Material for this exercise ::
+ + +

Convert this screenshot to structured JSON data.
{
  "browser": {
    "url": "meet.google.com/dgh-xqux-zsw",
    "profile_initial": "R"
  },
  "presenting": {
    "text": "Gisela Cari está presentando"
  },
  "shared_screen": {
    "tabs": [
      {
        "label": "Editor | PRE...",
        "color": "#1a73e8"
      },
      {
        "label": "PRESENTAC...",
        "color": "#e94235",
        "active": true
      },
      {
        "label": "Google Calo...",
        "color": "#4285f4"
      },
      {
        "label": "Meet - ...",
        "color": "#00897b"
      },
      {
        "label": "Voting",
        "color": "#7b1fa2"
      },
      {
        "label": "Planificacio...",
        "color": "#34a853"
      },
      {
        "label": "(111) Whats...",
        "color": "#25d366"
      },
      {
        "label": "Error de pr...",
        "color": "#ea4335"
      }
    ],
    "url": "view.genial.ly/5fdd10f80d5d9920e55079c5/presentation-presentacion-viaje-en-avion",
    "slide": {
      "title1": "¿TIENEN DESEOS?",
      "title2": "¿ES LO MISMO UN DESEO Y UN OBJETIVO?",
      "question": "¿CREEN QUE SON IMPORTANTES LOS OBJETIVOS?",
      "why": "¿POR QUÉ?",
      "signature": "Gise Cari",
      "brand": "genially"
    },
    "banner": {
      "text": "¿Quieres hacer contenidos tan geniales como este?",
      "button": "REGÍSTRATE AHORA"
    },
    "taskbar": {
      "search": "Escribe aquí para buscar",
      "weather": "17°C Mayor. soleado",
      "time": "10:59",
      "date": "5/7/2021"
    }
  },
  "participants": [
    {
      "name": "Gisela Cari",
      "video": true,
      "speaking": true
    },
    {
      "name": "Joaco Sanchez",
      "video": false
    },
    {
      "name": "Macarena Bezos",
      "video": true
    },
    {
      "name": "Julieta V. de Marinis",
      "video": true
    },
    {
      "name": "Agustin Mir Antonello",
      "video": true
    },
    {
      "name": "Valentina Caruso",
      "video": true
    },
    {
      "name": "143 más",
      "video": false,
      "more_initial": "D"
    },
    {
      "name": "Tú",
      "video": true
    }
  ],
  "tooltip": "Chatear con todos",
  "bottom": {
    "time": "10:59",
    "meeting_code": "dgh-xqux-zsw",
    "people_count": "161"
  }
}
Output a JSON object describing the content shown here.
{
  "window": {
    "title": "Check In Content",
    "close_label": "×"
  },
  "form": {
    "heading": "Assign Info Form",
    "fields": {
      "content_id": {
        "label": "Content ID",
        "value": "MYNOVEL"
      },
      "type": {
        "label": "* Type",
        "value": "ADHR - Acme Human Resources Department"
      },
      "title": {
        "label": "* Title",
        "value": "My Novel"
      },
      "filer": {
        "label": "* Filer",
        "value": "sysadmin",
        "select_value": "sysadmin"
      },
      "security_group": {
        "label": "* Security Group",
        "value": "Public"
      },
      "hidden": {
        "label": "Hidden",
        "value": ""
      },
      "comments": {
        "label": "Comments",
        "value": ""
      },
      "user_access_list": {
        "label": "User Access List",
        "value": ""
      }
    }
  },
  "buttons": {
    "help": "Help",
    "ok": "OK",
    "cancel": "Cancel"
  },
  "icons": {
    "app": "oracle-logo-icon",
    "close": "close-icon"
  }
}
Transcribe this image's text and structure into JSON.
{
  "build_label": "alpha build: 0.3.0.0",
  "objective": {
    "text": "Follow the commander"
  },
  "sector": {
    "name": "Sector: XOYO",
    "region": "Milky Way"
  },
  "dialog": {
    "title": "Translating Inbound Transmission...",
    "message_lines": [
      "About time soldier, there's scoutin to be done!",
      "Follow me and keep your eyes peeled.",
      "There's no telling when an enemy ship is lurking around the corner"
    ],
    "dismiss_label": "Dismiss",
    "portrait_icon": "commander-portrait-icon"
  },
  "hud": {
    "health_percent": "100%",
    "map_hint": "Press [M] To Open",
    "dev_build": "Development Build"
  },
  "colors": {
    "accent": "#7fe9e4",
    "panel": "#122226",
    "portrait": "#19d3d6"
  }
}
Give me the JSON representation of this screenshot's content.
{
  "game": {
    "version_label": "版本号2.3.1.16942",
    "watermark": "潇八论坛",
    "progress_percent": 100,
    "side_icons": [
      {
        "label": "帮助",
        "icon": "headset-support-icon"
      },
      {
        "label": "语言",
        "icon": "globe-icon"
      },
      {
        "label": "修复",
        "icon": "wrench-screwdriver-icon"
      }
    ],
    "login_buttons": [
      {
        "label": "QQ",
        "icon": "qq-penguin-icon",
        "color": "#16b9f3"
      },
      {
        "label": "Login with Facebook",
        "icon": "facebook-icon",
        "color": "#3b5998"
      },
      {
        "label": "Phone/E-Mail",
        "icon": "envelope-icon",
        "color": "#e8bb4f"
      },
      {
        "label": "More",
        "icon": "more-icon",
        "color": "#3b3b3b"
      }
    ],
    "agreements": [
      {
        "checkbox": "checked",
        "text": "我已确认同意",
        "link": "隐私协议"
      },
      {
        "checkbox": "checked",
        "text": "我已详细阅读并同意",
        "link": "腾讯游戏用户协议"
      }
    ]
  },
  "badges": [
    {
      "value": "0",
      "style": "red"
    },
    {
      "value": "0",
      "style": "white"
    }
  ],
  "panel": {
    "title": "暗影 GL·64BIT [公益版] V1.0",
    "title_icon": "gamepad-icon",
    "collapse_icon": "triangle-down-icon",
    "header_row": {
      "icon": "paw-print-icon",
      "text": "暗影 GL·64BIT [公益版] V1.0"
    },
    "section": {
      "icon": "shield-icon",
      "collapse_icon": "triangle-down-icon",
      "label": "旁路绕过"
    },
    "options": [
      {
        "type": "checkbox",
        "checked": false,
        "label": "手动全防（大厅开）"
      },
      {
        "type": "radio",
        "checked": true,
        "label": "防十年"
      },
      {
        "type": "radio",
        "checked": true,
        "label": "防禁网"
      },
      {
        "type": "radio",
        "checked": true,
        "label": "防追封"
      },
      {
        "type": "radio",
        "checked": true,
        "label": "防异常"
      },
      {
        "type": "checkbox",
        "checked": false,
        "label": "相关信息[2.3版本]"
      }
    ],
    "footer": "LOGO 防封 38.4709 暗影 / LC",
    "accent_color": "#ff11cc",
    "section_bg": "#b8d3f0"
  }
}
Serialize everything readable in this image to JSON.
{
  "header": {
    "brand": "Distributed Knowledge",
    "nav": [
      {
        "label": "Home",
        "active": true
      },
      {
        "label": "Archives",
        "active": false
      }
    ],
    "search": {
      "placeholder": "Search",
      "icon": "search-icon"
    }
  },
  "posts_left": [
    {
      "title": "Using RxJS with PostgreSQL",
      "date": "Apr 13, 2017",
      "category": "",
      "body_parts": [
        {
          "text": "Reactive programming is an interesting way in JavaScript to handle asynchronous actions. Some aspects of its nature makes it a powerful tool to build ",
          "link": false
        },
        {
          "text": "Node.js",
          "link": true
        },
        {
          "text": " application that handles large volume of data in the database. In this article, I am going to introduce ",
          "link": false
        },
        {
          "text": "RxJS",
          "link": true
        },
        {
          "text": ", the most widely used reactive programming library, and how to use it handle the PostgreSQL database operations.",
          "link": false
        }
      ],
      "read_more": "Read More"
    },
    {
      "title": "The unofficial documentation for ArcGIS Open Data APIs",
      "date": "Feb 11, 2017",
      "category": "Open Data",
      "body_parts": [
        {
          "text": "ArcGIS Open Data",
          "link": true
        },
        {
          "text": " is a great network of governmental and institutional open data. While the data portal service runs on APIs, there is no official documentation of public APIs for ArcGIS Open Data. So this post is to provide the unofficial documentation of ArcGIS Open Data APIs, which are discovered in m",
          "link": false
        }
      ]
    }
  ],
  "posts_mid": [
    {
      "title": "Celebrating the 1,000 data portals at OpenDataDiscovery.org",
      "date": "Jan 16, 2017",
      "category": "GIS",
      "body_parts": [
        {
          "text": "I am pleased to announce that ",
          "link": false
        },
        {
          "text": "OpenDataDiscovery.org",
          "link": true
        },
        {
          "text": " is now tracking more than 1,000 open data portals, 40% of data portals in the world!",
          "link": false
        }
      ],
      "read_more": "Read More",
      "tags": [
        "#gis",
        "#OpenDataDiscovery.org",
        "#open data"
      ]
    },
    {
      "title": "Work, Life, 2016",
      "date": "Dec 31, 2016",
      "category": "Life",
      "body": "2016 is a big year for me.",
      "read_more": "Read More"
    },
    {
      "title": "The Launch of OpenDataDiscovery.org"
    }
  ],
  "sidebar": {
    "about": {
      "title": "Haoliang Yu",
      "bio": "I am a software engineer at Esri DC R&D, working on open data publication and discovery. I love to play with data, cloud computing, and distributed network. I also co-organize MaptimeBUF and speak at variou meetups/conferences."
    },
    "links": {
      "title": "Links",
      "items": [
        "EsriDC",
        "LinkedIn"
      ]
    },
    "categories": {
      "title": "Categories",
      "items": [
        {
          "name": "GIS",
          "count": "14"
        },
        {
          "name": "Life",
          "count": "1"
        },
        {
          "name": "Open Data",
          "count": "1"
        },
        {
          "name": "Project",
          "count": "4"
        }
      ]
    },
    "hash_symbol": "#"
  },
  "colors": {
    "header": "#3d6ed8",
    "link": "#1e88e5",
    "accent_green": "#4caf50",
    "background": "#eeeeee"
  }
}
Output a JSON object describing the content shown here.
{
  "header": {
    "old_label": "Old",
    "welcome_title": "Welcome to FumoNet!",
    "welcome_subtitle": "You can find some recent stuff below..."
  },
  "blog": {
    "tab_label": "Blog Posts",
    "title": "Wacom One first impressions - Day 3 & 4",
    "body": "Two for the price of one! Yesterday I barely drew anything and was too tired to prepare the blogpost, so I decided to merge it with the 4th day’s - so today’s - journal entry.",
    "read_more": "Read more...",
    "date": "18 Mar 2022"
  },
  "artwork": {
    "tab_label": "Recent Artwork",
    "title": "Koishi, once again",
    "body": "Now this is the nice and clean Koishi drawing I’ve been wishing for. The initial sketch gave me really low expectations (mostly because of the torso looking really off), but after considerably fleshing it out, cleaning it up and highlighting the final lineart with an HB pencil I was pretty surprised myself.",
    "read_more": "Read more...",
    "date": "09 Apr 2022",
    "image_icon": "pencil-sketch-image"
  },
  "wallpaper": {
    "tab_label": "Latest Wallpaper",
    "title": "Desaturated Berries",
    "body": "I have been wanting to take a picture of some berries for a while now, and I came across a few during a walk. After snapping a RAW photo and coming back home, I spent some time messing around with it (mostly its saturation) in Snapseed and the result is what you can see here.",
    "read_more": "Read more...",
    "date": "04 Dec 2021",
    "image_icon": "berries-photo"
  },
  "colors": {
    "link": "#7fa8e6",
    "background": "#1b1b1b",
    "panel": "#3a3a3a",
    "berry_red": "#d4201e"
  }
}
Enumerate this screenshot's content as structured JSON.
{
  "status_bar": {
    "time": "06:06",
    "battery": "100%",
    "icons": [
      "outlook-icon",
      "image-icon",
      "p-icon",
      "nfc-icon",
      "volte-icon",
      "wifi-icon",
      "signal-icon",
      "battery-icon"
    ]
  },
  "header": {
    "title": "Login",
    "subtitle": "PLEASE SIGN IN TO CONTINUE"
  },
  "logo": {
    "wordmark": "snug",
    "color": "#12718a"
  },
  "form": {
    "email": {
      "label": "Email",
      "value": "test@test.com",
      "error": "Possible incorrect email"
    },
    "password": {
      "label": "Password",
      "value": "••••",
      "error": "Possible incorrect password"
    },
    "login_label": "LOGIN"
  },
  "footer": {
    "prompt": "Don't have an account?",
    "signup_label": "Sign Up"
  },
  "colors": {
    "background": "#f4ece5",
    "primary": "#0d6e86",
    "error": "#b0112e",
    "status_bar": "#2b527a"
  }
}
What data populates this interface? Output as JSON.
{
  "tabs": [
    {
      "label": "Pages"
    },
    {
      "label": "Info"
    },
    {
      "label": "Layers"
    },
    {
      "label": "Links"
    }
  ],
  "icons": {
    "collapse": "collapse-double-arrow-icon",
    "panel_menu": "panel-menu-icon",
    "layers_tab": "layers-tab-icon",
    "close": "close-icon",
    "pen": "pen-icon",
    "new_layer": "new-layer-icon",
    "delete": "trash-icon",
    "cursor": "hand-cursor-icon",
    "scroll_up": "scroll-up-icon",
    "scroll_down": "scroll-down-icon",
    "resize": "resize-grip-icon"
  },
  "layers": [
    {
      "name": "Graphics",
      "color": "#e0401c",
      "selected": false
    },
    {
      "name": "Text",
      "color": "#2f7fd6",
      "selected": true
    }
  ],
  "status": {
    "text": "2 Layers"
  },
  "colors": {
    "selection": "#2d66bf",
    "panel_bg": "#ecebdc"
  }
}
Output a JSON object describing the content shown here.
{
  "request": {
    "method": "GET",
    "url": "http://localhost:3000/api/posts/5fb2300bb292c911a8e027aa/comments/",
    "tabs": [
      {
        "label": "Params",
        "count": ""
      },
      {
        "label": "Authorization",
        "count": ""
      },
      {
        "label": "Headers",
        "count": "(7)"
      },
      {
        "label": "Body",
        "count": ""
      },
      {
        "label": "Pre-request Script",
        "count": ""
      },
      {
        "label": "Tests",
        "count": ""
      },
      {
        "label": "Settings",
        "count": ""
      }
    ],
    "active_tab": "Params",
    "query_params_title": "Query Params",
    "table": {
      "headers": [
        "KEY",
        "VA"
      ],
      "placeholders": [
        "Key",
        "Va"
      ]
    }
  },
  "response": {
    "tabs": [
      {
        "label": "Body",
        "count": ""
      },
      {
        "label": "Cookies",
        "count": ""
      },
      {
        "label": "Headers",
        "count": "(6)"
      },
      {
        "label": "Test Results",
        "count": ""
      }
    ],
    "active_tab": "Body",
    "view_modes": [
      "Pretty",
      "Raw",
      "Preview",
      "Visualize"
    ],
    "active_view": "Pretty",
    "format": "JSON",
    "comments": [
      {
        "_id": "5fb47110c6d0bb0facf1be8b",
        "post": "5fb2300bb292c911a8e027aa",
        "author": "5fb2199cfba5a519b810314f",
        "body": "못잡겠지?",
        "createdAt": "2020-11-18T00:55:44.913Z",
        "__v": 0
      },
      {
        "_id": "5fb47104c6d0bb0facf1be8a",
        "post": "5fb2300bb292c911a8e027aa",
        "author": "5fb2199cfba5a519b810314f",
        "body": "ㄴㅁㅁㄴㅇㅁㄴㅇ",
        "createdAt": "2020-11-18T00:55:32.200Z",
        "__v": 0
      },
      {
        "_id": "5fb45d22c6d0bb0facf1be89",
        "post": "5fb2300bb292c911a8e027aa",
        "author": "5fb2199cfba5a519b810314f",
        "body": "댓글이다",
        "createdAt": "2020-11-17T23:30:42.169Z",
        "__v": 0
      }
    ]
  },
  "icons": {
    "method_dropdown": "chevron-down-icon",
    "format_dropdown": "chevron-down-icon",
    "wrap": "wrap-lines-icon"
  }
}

+ + +

The request :: Reply with only the number of lines in the material above where the string "Cari" appears.

Response for this exercise :: 3